▸ Instructions to follow: Reproduce each line of the material precisely.

▸ Records for this exercise:
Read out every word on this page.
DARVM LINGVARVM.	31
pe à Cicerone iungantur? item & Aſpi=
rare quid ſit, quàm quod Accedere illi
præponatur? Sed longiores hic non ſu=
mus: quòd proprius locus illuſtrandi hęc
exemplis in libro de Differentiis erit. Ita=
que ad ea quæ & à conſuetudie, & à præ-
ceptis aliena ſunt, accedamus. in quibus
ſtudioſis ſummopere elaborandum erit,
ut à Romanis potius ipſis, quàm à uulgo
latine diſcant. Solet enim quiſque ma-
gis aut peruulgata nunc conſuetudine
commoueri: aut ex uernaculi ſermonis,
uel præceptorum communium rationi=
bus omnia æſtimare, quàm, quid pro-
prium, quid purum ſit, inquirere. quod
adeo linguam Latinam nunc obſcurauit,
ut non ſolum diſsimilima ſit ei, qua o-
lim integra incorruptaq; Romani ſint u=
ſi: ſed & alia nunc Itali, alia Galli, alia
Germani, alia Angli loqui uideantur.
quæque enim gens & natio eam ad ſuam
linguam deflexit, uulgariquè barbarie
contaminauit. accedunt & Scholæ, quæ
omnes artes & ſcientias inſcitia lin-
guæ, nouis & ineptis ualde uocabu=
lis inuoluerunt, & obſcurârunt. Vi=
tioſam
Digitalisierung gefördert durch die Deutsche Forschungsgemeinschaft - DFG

▸ Full answer:
Read out every word on this page.
DARVM LINGVARVM.	31
pe à Cicerone iungantur? item & Aſpi=
rare quid ſit, quàm quod Accedere illi
præponatur? Sed longiores hic non ſu=
mus: quòd proprius locus illuſtrandi hęc
exemplis in libro de Differentiis erit. Ita=
que ad ea quæ & à conſuetudie, & à præ-
ceptis aliena ſunt, accedamus. in quibus
ſtudioſis ſummopere elaborandum erit,
ut à Romanis potius ipſis, quàm à uulgo
latine diſcant. Solet enim quiſque ma-
gis aut peruulgata nunc conſuetudine
commoueri: aut ex uernaculi ſermonis,
uel præceptorum communium rationi=
bus omnia æſtimare, quàm, quid pro-
prium, quid purum ſit, inquirere. quod
adeo linguam Latinam nunc obſcurauit,
ut non ſolum diſsimilima ſit ei, qua o-
lim integra incorruptaq; Romani ſint u=
ſi: ſed & alia nunc Itali, alia Galli, alia
Germani, alia Angli loqui uideantur.
quæque enim gens & natio eam ad ſuam
linguam deflexit, uulgariquè barbarie
contaminauit. accedunt & Scholæ, quæ
omnes artes & ſcientias inſcitia lin-
guæ, nouis & ineptis ualde uocabu=
lis inuoluerunt, & obſcurârunt. Vi=
tioſam
Digitalisierung gefördert durch die Deutsche Forschungsgemeinschaft - DFG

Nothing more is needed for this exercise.